» **What you will do**
Find each line with the string "megközelíthető" and copy it.
--- Start of Provided data ---
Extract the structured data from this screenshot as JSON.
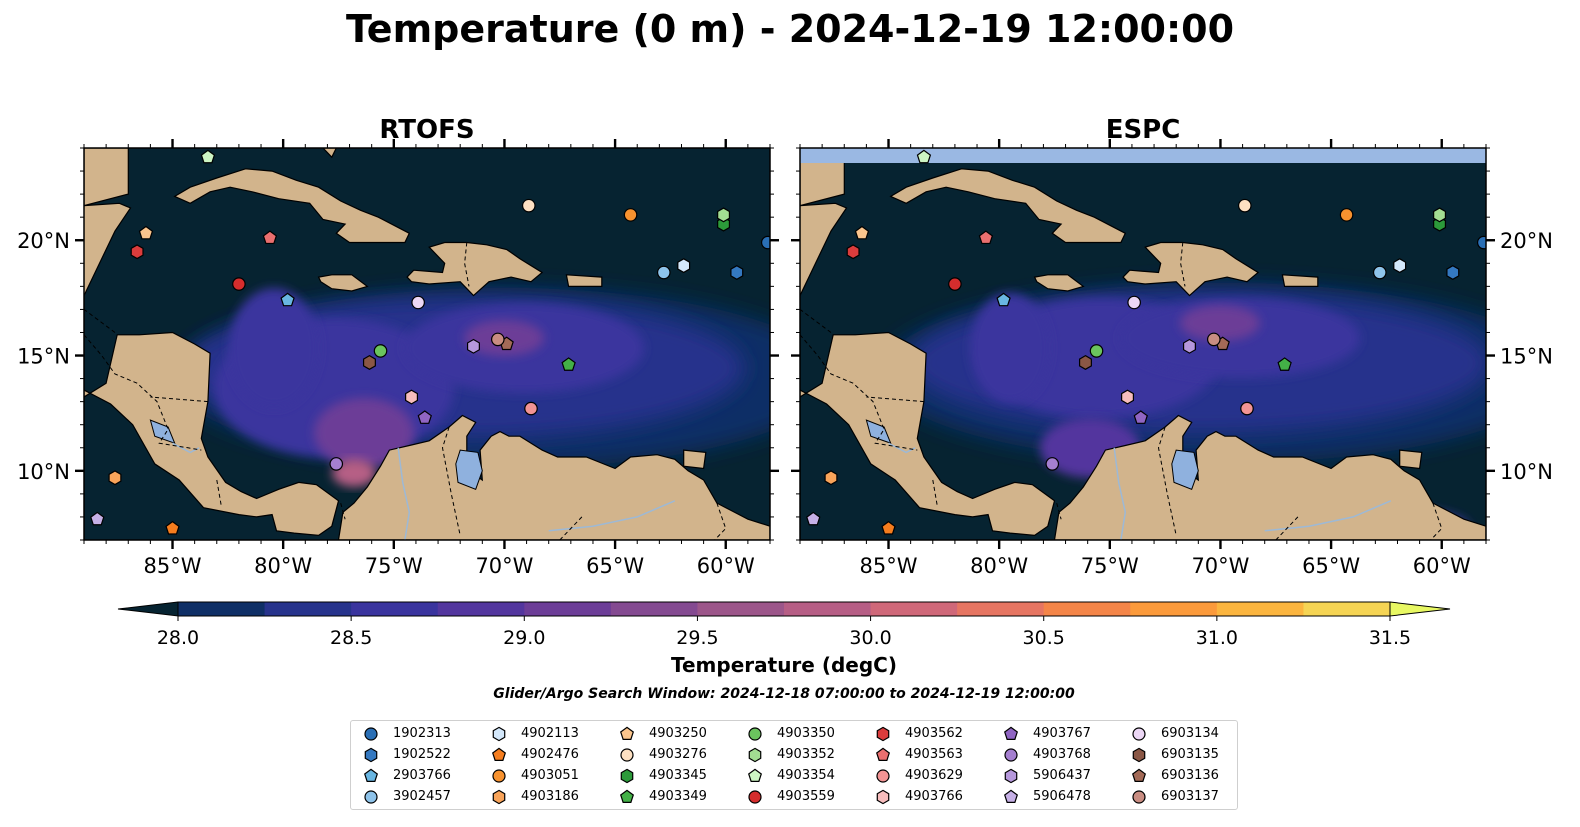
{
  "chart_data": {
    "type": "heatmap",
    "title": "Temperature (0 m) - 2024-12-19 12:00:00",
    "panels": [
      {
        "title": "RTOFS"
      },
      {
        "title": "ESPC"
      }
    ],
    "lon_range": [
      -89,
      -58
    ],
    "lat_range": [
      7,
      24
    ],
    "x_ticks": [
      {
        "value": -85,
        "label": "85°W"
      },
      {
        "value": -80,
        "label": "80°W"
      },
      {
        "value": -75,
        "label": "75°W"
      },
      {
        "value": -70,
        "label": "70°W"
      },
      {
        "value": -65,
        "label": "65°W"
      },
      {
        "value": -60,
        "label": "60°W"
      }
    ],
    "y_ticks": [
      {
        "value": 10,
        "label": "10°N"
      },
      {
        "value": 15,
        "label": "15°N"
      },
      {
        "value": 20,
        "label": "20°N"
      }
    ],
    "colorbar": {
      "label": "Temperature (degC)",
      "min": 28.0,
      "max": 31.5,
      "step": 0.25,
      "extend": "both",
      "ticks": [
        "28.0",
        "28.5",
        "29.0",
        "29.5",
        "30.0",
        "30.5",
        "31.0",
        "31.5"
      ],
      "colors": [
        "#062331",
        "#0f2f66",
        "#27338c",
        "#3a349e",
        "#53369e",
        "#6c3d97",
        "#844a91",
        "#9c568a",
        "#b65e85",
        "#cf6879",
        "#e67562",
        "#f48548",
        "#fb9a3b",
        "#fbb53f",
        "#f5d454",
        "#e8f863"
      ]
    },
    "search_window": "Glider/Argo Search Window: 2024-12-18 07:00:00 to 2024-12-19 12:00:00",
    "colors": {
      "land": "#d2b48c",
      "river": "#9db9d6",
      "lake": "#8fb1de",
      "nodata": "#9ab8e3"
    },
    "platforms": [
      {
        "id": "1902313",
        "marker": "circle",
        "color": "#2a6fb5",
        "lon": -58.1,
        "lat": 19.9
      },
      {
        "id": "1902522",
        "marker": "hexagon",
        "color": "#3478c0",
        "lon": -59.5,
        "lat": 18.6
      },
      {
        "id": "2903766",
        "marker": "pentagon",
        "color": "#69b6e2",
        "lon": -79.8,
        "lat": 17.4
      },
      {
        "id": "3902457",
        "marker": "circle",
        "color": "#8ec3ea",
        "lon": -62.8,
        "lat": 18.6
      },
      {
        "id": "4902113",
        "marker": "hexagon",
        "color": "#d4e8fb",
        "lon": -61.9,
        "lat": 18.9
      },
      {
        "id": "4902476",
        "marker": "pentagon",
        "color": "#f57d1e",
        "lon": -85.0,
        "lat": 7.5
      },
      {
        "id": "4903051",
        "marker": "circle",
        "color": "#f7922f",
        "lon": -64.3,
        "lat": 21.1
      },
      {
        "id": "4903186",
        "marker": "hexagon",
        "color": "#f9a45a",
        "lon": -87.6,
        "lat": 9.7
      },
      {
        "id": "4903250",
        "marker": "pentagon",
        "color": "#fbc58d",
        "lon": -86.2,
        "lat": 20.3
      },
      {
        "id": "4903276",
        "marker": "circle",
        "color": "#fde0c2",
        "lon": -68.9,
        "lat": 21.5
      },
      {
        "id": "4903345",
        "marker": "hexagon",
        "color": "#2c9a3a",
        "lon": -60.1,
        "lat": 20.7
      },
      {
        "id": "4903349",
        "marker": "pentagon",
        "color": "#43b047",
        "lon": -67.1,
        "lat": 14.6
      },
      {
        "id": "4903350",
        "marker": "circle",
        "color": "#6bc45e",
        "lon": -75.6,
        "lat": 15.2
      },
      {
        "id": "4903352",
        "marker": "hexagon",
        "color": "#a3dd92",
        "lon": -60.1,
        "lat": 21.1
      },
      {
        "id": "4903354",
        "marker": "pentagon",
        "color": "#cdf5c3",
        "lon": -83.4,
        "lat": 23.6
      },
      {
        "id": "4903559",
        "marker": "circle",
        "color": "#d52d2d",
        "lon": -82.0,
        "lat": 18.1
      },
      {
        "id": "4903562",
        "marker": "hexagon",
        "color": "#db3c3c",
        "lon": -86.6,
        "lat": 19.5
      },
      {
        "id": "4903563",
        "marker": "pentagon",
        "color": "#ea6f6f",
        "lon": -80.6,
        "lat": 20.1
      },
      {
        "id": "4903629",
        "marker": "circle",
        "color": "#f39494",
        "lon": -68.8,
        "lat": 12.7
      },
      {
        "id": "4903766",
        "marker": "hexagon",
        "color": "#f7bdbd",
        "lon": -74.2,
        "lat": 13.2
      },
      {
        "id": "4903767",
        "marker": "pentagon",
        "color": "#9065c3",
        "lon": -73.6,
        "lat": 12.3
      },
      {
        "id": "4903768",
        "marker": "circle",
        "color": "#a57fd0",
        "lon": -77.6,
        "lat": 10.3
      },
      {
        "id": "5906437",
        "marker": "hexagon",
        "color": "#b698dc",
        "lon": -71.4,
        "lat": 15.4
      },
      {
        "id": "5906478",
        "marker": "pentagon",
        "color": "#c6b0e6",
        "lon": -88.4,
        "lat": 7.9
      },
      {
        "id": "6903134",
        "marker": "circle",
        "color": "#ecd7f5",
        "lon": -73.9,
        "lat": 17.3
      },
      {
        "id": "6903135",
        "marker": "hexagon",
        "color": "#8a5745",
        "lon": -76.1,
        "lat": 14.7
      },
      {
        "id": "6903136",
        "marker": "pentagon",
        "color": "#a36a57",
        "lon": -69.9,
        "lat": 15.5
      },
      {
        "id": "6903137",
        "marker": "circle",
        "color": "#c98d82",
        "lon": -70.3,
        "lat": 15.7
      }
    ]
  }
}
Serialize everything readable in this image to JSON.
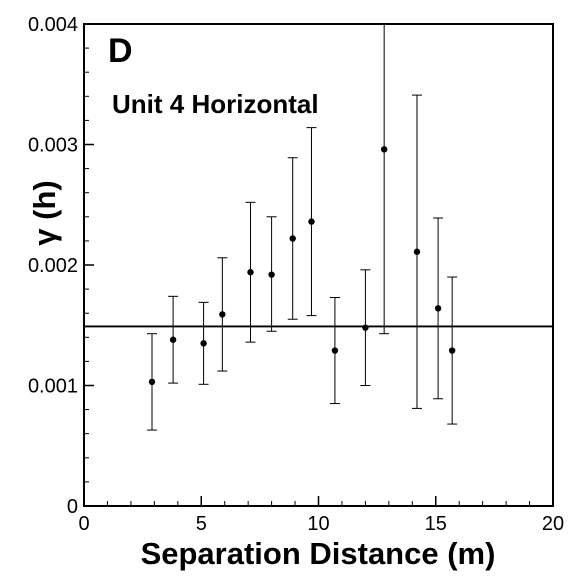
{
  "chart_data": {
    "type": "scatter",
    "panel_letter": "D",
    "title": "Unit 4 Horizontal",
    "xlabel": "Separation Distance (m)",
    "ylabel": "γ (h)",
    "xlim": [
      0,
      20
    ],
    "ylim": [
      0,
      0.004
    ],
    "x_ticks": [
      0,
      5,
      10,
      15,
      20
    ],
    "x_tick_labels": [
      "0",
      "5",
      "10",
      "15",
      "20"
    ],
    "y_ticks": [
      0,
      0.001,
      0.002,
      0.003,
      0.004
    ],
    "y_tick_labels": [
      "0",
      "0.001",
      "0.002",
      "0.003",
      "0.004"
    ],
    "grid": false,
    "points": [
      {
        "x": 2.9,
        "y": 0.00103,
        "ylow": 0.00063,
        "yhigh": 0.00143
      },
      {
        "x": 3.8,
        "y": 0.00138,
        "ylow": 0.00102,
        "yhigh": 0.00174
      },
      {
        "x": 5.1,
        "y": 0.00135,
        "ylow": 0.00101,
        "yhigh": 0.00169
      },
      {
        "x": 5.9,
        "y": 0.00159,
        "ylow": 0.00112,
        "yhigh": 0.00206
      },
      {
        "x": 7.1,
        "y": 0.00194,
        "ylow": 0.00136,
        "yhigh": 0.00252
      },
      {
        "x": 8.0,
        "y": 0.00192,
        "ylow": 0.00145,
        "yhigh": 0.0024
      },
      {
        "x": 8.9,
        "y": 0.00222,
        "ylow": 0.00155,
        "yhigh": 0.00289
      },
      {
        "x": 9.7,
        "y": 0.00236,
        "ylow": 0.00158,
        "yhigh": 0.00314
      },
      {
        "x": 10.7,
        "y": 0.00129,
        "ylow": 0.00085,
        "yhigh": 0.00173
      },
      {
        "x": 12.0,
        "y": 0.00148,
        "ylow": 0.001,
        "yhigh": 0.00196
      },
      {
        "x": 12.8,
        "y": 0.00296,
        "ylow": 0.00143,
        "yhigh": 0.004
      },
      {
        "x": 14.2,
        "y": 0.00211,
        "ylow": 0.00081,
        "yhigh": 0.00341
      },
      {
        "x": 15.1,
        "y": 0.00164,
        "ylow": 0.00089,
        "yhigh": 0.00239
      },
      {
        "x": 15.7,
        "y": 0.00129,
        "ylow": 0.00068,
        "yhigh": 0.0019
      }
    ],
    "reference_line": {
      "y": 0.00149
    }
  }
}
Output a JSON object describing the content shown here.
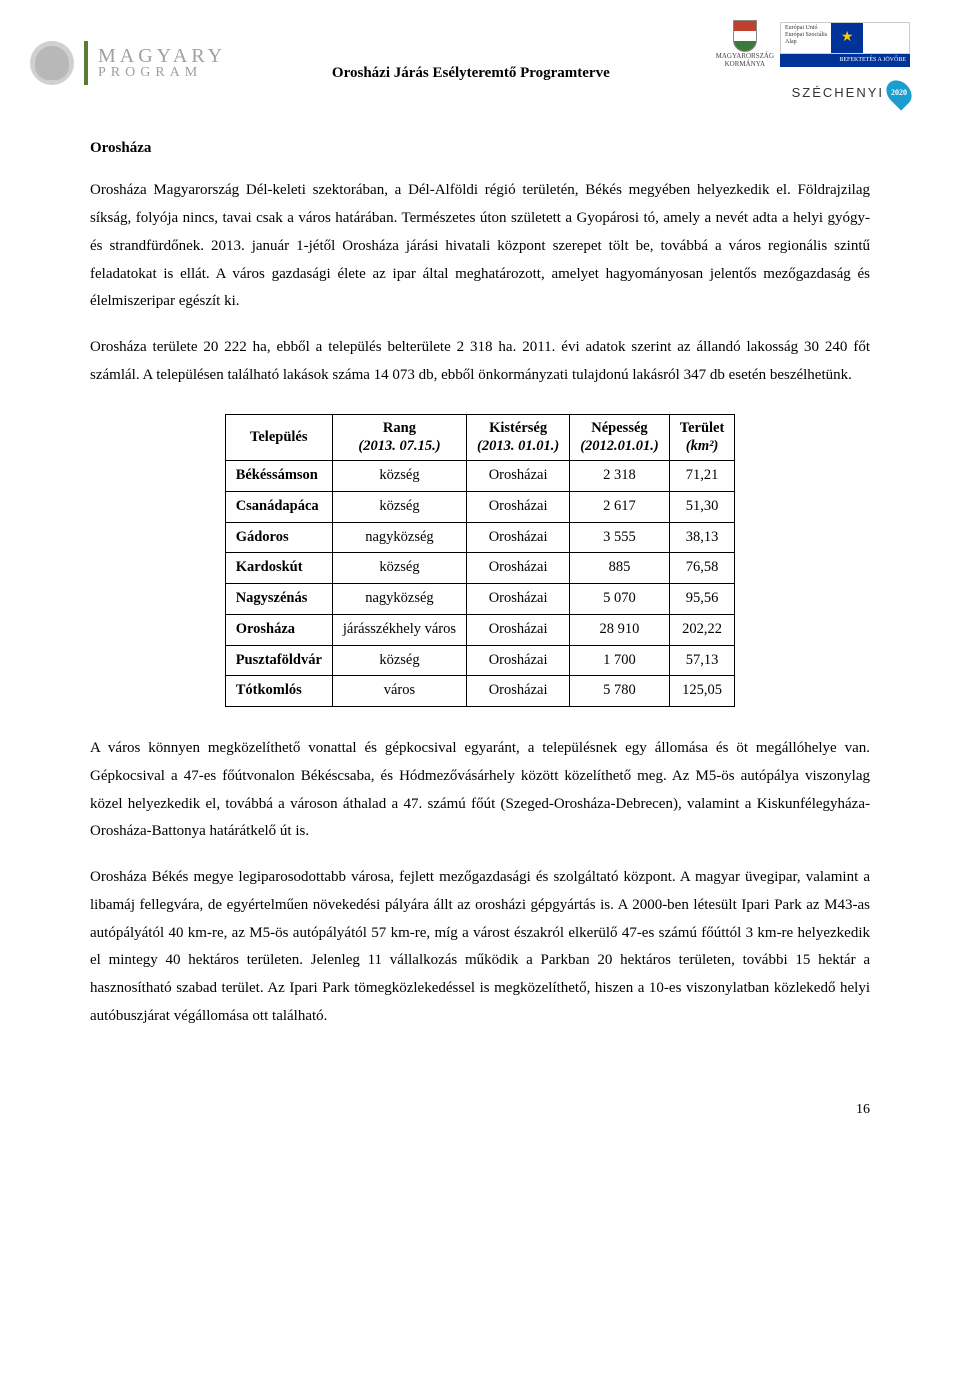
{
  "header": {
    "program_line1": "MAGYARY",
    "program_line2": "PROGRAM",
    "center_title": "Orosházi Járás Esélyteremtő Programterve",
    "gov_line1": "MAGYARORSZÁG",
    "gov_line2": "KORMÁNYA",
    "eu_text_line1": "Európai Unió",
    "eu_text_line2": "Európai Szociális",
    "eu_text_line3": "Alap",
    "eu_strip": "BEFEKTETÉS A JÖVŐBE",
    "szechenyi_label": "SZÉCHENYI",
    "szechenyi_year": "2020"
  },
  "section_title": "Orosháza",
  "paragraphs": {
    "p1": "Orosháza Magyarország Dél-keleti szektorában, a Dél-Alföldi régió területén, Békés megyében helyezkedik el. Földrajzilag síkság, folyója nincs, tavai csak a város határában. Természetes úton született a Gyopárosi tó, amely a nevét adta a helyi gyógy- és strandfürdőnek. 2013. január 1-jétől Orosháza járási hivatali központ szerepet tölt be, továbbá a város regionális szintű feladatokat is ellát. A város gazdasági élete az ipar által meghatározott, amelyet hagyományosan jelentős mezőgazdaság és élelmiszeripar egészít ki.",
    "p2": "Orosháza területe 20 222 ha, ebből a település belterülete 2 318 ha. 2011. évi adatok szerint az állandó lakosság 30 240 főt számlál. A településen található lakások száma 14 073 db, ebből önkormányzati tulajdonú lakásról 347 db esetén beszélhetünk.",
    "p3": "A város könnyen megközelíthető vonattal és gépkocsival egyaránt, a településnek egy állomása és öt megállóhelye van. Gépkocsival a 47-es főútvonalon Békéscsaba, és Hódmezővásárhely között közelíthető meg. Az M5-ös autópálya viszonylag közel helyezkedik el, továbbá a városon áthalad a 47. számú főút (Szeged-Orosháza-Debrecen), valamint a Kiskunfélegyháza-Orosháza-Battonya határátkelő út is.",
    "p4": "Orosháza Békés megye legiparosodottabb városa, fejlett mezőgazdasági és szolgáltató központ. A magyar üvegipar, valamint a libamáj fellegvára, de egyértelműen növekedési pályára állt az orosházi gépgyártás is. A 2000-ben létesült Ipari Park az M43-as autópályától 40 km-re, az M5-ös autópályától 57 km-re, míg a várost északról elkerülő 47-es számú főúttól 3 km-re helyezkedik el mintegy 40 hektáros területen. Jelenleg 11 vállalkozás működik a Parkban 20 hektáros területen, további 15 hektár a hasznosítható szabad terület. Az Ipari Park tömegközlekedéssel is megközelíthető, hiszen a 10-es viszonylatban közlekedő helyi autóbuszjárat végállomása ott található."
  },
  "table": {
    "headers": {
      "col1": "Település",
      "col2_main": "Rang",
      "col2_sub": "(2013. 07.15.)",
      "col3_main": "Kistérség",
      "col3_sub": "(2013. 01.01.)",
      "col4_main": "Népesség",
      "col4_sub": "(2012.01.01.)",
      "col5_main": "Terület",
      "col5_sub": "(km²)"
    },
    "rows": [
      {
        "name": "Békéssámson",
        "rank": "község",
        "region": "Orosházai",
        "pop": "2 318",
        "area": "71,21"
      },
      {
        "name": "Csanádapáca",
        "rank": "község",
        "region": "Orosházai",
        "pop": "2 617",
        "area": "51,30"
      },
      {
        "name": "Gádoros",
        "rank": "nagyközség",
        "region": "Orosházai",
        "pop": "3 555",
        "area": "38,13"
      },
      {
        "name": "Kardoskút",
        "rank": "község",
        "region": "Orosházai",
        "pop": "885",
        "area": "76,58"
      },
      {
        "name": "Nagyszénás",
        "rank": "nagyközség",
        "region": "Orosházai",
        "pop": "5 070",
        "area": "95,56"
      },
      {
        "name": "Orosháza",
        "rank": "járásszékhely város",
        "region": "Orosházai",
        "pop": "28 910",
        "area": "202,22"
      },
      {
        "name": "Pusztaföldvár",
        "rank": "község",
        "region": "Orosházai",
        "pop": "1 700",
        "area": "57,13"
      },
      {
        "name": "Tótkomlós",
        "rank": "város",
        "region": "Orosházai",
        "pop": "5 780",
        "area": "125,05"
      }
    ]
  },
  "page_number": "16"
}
--- End of Provided data ---
» **The result**
    "p3": "A város könnyen megközelíthető vonattal és gépkocsival egyaránt, a településnek egy állomása és öt megállóhelye van. Gépkocsival a 47-es főútvonalon Békéscsaba, és Hódmezővásárhely között közelíthető meg. Az M5-ös autópálya viszonylag közel helyezkedik el, továbbá a városon áthalad a 47. számú főút (Szeged-Orosháza-Debrecen), valamint a Kiskunfélegyháza-Orosháza-Battonya határátkelő út is.",
    "p4": "Orosháza Békés megye legiparosodottabb városa, fejlett mezőgazdasági és szolgáltató központ. A magyar üvegipar, valamint a libamáj fellegvára, de egyértelműen növekedési pályára állt az orosházi gépgyártás is. A 2000-ben létesült Ipari Park az M43-as autópályától 40 km-re, az M5-ös autópályától 57 km-re, míg a várost északról elkerülő 47-es számú főúttól 3 km-re helyezkedik el mintegy 40 hektáros területen. Jelenleg 11 vállalkozás működik a Parkban 20 hektáros területen, további 15 hektár a hasznosítható szabad terület. Az Ipari Park tömegközlekedéssel is megközelíthető, hiszen a 10-es viszonylatban közlekedő helyi autóbuszjárat végállomása ott található."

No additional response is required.